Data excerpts

◆ ◆ ◆ ◆ ◆

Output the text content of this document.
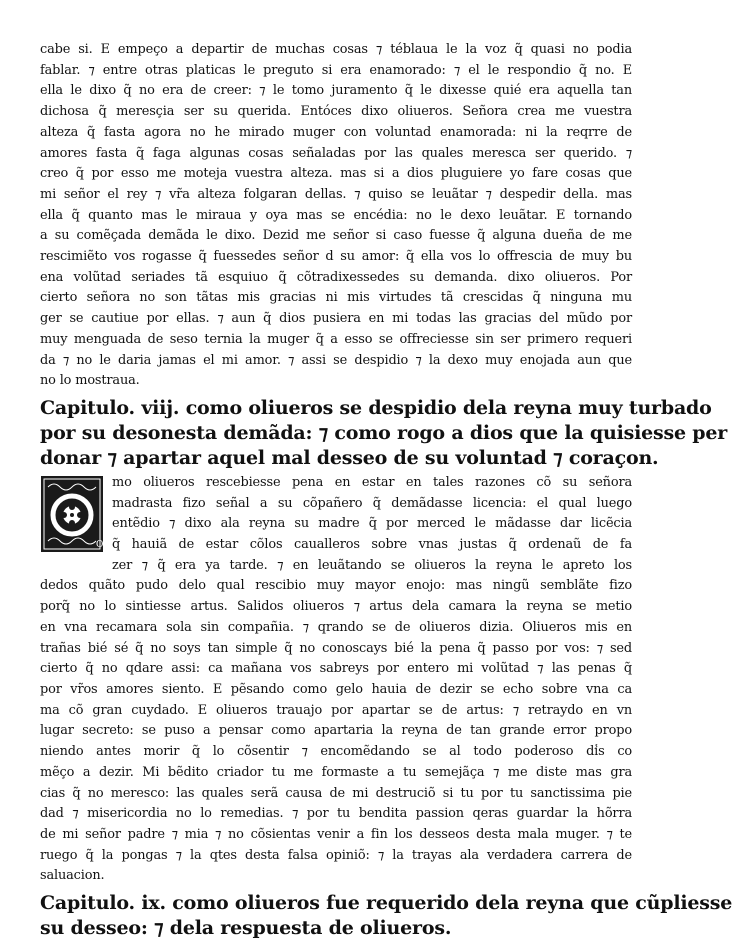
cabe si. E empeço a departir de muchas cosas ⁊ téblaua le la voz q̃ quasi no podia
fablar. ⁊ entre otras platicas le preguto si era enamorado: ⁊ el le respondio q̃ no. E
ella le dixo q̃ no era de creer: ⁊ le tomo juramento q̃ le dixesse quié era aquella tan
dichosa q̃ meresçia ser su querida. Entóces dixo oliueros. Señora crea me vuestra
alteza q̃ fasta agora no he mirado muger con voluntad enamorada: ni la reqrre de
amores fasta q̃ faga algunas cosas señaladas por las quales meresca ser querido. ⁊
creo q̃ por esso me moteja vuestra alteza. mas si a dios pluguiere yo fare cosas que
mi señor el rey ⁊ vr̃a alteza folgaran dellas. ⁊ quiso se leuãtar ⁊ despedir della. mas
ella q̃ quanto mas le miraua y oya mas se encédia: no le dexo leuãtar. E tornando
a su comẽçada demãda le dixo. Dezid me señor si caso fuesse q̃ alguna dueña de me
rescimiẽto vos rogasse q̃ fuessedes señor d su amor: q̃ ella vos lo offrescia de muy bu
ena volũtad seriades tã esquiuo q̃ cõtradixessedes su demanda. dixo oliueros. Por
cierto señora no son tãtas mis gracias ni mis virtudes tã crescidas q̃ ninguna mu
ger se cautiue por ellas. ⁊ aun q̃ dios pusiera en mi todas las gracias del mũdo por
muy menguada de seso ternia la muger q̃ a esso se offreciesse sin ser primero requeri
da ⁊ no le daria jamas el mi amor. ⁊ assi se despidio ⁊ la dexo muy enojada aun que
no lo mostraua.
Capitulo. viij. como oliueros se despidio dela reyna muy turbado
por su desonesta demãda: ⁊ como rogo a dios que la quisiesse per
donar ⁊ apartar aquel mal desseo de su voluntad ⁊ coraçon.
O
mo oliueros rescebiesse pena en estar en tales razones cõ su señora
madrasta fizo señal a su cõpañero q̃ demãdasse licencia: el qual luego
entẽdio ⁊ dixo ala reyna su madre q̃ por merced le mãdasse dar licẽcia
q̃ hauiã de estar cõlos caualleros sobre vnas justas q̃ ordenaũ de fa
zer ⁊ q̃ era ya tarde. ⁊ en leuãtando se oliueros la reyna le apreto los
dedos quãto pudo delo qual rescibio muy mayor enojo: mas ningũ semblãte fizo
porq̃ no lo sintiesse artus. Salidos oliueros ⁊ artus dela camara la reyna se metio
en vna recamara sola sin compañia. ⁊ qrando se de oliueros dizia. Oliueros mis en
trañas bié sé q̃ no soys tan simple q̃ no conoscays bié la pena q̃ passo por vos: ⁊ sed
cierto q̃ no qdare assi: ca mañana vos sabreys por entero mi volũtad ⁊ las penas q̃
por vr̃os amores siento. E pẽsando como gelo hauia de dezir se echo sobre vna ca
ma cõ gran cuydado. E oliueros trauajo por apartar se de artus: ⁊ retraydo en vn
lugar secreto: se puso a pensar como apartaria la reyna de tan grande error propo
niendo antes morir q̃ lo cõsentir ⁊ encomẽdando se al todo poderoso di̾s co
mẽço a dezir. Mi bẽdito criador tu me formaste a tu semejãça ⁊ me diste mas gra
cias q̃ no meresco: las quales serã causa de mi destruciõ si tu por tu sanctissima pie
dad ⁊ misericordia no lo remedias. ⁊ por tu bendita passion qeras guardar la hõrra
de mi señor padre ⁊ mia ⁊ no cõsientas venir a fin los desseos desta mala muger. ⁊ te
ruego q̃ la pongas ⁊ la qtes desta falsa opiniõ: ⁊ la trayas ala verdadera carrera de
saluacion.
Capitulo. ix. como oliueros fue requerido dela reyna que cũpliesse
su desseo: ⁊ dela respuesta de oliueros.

◆ ◆ ◆ ◆ ◆

▶ **TASK TO COMPLETE**
Transcribe the material as is, with images omitted.

▶ **ANSWER FOR THE TASK**
Output the text content of this document.
cabe si. E empeço a departir de muchas cosas ⁊ téblaua le la voz q̃ quasi no podia
fablar. ⁊ entre otras platicas le preguto si era enamorado: ⁊ el le respondio q̃ no. E
ella le dixo q̃ no era de creer: ⁊ le tomo juramento q̃ le dixesse quié era aquella tan
dichosa q̃ meresçia ser su querida. Entóces dixo oliueros. Señora crea me vuestra
alteza q̃ fasta agora no he mirado muger con voluntad enamorada: ni la reqrre de
amores fasta q̃ faga algunas cosas señaladas por las quales meresca ser querido. ⁊
creo q̃ por esso me moteja vuestra alteza. mas si a dios pluguiere yo fare cosas que
mi señor el rey ⁊ vr̃a alteza folgaran dellas. ⁊ quiso se leuãtar ⁊ despedir della. mas
ella q̃ quanto mas le miraua y oya mas se encédia: no le dexo leuãtar. E tornando
a su comẽçada demãda le dixo. Dezid me señor si caso fuesse q̃ alguna dueña de me
rescimiẽto vos rogasse q̃ fuessedes señor d su amor: q̃ ella vos lo offrescia de muy bu
ena volũtad seriades tã esquiuo q̃ cõtradixessedes su demanda. dixo oliueros. Por
cierto señora no son tãtas mis gracias ni mis virtudes tã crescidas q̃ ninguna mu
ger se cautiue por ellas. ⁊ aun q̃ dios pusiera en mi todas las gracias del mũdo por
muy menguada de seso ternia la muger q̃ a esso se offreciesse sin ser primero requeri
da ⁊ no le daria jamas el mi amor. ⁊ assi se despidio ⁊ la dexo muy enojada aun que
no lo mostraua.
Capitulo. viij. como oliueros se despidio dela reyna muy turbado
por su desonesta demãda: ⁊ como rogo a dios que la quisiesse per
donar ⁊ apartar aquel mal desseo de su voluntad ⁊ coraçon.
O
mo oliueros rescebiesse pena en estar en tales razones cõ su señora
madrasta fizo señal a su cõpañero q̃ demãdasse licencia: el qual luego
entẽdio ⁊ dixo ala reyna su madre q̃ por merced le mãdasse dar licẽcia
q̃ hauiã de estar cõlos caualleros sobre vnas justas q̃ ordenaũ de fa
zer ⁊ q̃ era ya tarde. ⁊ en leuãtando se oliueros la reyna le apreto los
dedos quãto pudo delo qual rescibio muy mayor enojo: mas ningũ semblãte fizo
porq̃ no lo sintiesse artus. Salidos oliueros ⁊ artus dela camara la reyna se metio
en vna recamara sola sin compañia. ⁊ qrando se de oliueros dizia. Oliueros mis en
trañas bié sé q̃ no soys tan simple q̃ no conoscays bié la pena q̃ passo por vos: ⁊ sed
cierto q̃ no qdare assi: ca mañana vos sabreys por entero mi volũtad ⁊ las penas q̃
por vr̃os amores siento. E pẽsando como gelo hauia de dezir se echo sobre vna ca
ma cõ gran cuydado. E oliueros trauajo por apartar se de artus: ⁊ retraydo en vn
lugar secreto: se puso a pensar como apartaria la reyna de tan grande error propo
niendo antes morir q̃ lo cõsentir ⁊ encomẽdando se al todo poderoso di̾s co
mẽço a dezir. Mi bẽdito criador tu me formaste a tu semejãça ⁊ me diste mas gra
cias q̃ no meresco: las quales serã causa de mi destruciõ si tu por tu sanctissima pie
dad ⁊ misericordia no lo remedias. ⁊ por tu bendita passion qeras guardar la hõrra
de mi señor padre ⁊ mia ⁊ no cõsientas venir a fin los desseos desta mala muger. ⁊ te
ruego q̃ la pongas ⁊ la qtes desta falsa opiniõ: ⁊ la trayas ala verdadera carrera de
saluacion.
Capitulo. ix. como oliueros fue requerido dela reyna que cũpliesse
su desseo: ⁊ dela respuesta de oliueros.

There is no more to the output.